Below are some records: retype them all exactly, but not the pictures.

--- Start Stored records ---

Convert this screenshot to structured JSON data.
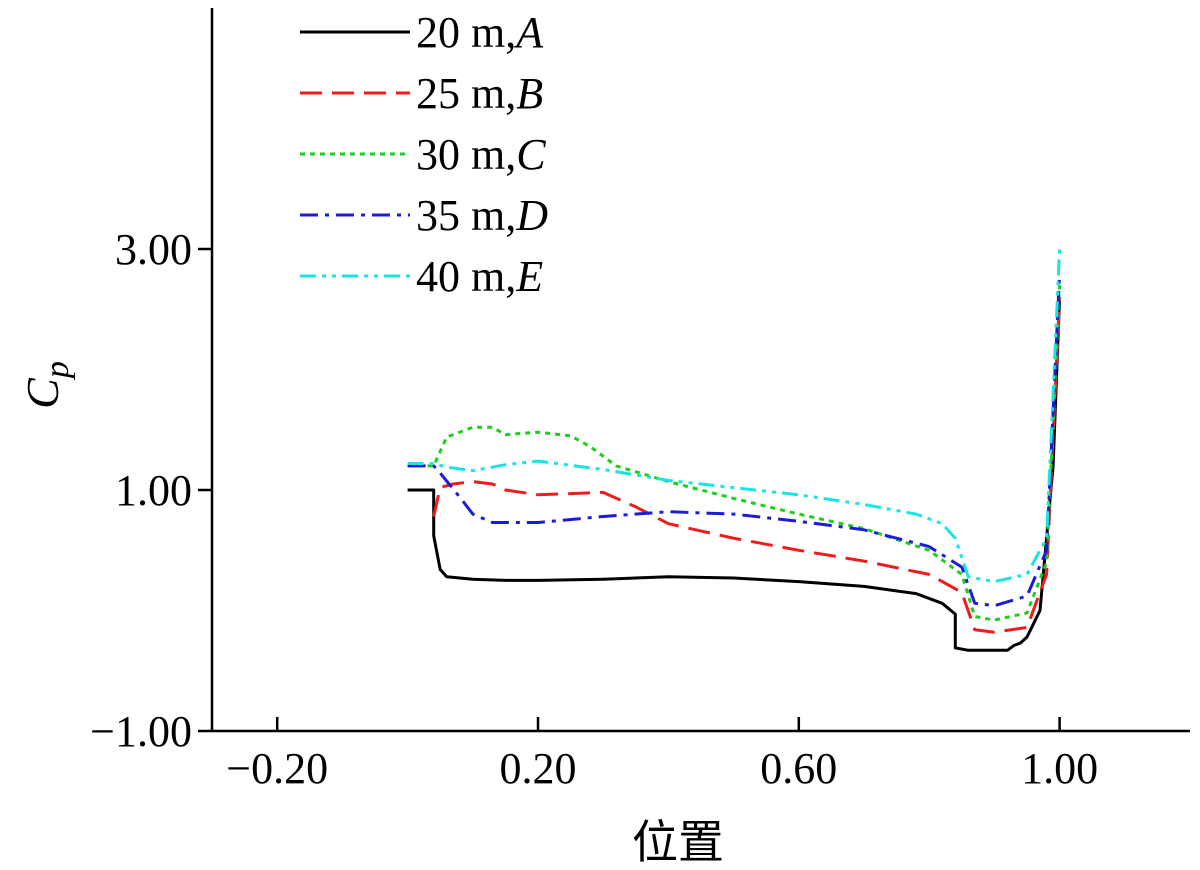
{
  "chart_data": {
    "type": "line",
    "title": "",
    "xlabel": "位置",
    "ylabel": "C",
    "ylabel_subscript": "p",
    "xlim": [
      -0.3,
      1.2
    ],
    "ylim": [
      -1.0,
      5.0
    ],
    "xticks": [
      -0.2,
      0.2,
      0.6,
      1.0
    ],
    "xtick_labels": [
      "−0.20",
      "0.20",
      "0.60",
      "1.00"
    ],
    "yticks": [
      -1.0,
      1.0,
      3.0
    ],
    "ytick_labels": [
      "−1.00",
      "1.00",
      "3.00"
    ],
    "grid": false,
    "legend_position": "top-left",
    "series": [
      {
        "name": "20 m, A",
        "legend_value": "20 m",
        "legend_letter": "A",
        "color": "#000000",
        "dash": "solid",
        "x": [
          0.0,
          0.04,
          0.04,
          0.05,
          0.06,
          0.1,
          0.15,
          0.2,
          0.3,
          0.4,
          0.5,
          0.6,
          0.7,
          0.78,
          0.82,
          0.84,
          0.84,
          0.86,
          0.92,
          0.93,
          0.94,
          0.95,
          0.97,
          0.99,
          1.0
        ],
        "y": [
          1.0,
          1.0,
          0.62,
          0.34,
          0.28,
          0.26,
          0.25,
          0.25,
          0.26,
          0.28,
          0.27,
          0.24,
          0.2,
          0.14,
          0.06,
          -0.03,
          -0.31,
          -0.33,
          -0.33,
          -0.29,
          -0.27,
          -0.22,
          0.0,
          1.2,
          2.6
        ]
      },
      {
        "name": "25 m, B",
        "legend_value": "25 m",
        "legend_letter": "B",
        "color": "#ee1c1c",
        "dash": "dashed",
        "x": [
          0.04,
          0.05,
          0.07,
          0.1,
          0.13,
          0.15,
          0.2,
          0.25,
          0.3,
          0.35,
          0.4,
          0.5,
          0.6,
          0.7,
          0.8,
          0.85,
          0.87,
          0.9,
          0.95,
          0.98,
          1.0
        ],
        "y": [
          0.78,
          1.02,
          1.05,
          1.07,
          1.05,
          1.0,
          0.96,
          0.97,
          0.98,
          0.86,
          0.72,
          0.6,
          0.5,
          0.41,
          0.3,
          0.15,
          -0.16,
          -0.18,
          -0.14,
          0.3,
          2.6
        ]
      },
      {
        "name": "30 m, C",
        "legend_value": "30 m",
        "legend_letter": "C",
        "color": "#1ccf1c",
        "dash": "dotted",
        "x": [
          0.0,
          0.04,
          0.06,
          0.1,
          0.13,
          0.15,
          0.2,
          0.25,
          0.28,
          0.32,
          0.4,
          0.5,
          0.6,
          0.7,
          0.8,
          0.85,
          0.87,
          0.9,
          0.95,
          0.98,
          1.0
        ],
        "y": [
          1.2,
          1.2,
          1.44,
          1.52,
          1.52,
          1.46,
          1.48,
          1.45,
          1.36,
          1.2,
          1.07,
          0.93,
          0.8,
          0.68,
          0.5,
          0.3,
          -0.05,
          -0.08,
          -0.02,
          0.4,
          2.7
        ]
      },
      {
        "name": "35 m, D",
        "legend_value": "35 m",
        "legend_letter": "D",
        "color": "#1c1cd8",
        "dash": "dashdot",
        "x": [
          0.0,
          0.04,
          0.05,
          0.08,
          0.1,
          0.13,
          0.2,
          0.3,
          0.4,
          0.5,
          0.6,
          0.7,
          0.8,
          0.85,
          0.87,
          0.9,
          0.95,
          0.98,
          1.0
        ],
        "y": [
          1.2,
          1.2,
          1.14,
          0.94,
          0.8,
          0.73,
          0.73,
          0.78,
          0.82,
          0.8,
          0.74,
          0.67,
          0.53,
          0.36,
          0.06,
          0.04,
          0.12,
          0.5,
          2.8
        ]
      },
      {
        "name": "40 m, E",
        "legend_value": "40 m",
        "legend_letter": "E",
        "color": "#19e4e4",
        "dash": "dashdotdot",
        "x": [
          0.0,
          0.04,
          0.06,
          0.1,
          0.15,
          0.2,
          0.3,
          0.4,
          0.5,
          0.6,
          0.7,
          0.78,
          0.82,
          0.84,
          0.86,
          0.9,
          0.95,
          0.98,
          1.0
        ],
        "y": [
          1.22,
          1.22,
          1.19,
          1.16,
          1.21,
          1.24,
          1.17,
          1.08,
          1.02,
          0.96,
          0.88,
          0.8,
          0.72,
          0.6,
          0.28,
          0.24,
          0.3,
          0.6,
          3.0
        ]
      }
    ]
  }
}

--- End Stored records ---

| Solution below |
Convert this screenshot to structured JSON data.
{
  "chart_data": {
    "type": "line",
    "title": "",
    "xlabel": "位置",
    "ylabel": "C",
    "ylabel_subscript": "p",
    "xlim": [
      -0.3,
      1.2
    ],
    "ylim": [
      -1.0,
      5.0
    ],
    "xticks": [
      -0.2,
      0.2,
      0.6,
      1.0
    ],
    "xtick_labels": [
      "−0.20",
      "0.20",
      "0.60",
      "1.00"
    ],
    "yticks": [
      -1.0,
      1.0,
      3.0
    ],
    "ytick_labels": [
      "−1.00",
      "1.00",
      "3.00"
    ],
    "grid": false,
    "legend_position": "top-left",
    "series": [
      {
        "name": "20 m, A",
        "legend_value": "20 m",
        "legend_letter": "A",
        "color": "#000000",
        "dash": "solid",
        "x": [
          0.0,
          0.04,
          0.04,
          0.05,
          0.06,
          0.1,
          0.15,
          0.2,
          0.3,
          0.4,
          0.5,
          0.6,
          0.7,
          0.78,
          0.82,
          0.84,
          0.84,
          0.86,
          0.92,
          0.93,
          0.94,
          0.95,
          0.97,
          0.99,
          1.0
        ],
        "y": [
          1.0,
          1.0,
          0.62,
          0.34,
          0.28,
          0.26,
          0.25,
          0.25,
          0.26,
          0.28,
          0.27,
          0.24,
          0.2,
          0.14,
          0.06,
          -0.03,
          -0.31,
          -0.33,
          -0.33,
          -0.29,
          -0.27,
          -0.22,
          0.0,
          1.2,
          2.6
        ]
      },
      {
        "name": "25 m, B",
        "legend_value": "25 m",
        "legend_letter": "B",
        "color": "#ee1c1c",
        "dash": "dashed",
        "x": [
          0.04,
          0.05,
          0.07,
          0.1,
          0.13,
          0.15,
          0.2,
          0.25,
          0.3,
          0.35,
          0.4,
          0.5,
          0.6,
          0.7,
          0.8,
          0.85,
          0.87,
          0.9,
          0.95,
          0.98,
          1.0
        ],
        "y": [
          0.78,
          1.02,
          1.05,
          1.07,
          1.05,
          1.0,
          0.96,
          0.97,
          0.98,
          0.86,
          0.72,
          0.6,
          0.5,
          0.41,
          0.3,
          0.15,
          -0.16,
          -0.18,
          -0.14,
          0.3,
          2.6
        ]
      },
      {
        "name": "30 m, C",
        "legend_value": "30 m",
        "legend_letter": "C",
        "color": "#1ccf1c",
        "dash": "dotted",
        "x": [
          0.0,
          0.04,
          0.06,
          0.1,
          0.13,
          0.15,
          0.2,
          0.25,
          0.28,
          0.32,
          0.4,
          0.5,
          0.6,
          0.7,
          0.8,
          0.85,
          0.87,
          0.9,
          0.95,
          0.98,
          1.0
        ],
        "y": [
          1.2,
          1.2,
          1.44,
          1.52,
          1.52,
          1.46,
          1.48,
          1.45,
          1.36,
          1.2,
          1.07,
          0.93,
          0.8,
          0.68,
          0.5,
          0.3,
          -0.05,
          -0.08,
          -0.02,
          0.4,
          2.7
        ]
      },
      {
        "name": "35 m, D",
        "legend_value": "35 m",
        "legend_letter": "D",
        "color": "#1c1cd8",
        "dash": "dashdot",
        "x": [
          0.0,
          0.04,
          0.05,
          0.08,
          0.1,
          0.13,
          0.2,
          0.3,
          0.4,
          0.5,
          0.6,
          0.7,
          0.8,
          0.85,
          0.87,
          0.9,
          0.95,
          0.98,
          1.0
        ],
        "y": [
          1.2,
          1.2,
          1.14,
          0.94,
          0.8,
          0.73,
          0.73,
          0.78,
          0.82,
          0.8,
          0.74,
          0.67,
          0.53,
          0.36,
          0.06,
          0.04,
          0.12,
          0.5,
          2.8
        ]
      },
      {
        "name": "40 m, E",
        "legend_value": "40 m",
        "legend_letter": "E",
        "color": "#19e4e4",
        "dash": "dashdotdot",
        "x": [
          0.0,
          0.04,
          0.06,
          0.1,
          0.15,
          0.2,
          0.3,
          0.4,
          0.5,
          0.6,
          0.7,
          0.78,
          0.82,
          0.84,
          0.86,
          0.9,
          0.95,
          0.98,
          1.0
        ],
        "y": [
          1.22,
          1.22,
          1.19,
          1.16,
          1.21,
          1.24,
          1.17,
          1.08,
          1.02,
          0.96,
          0.88,
          0.8,
          0.72,
          0.6,
          0.28,
          0.24,
          0.3,
          0.6,
          3.0
        ]
      }
    ]
  }
}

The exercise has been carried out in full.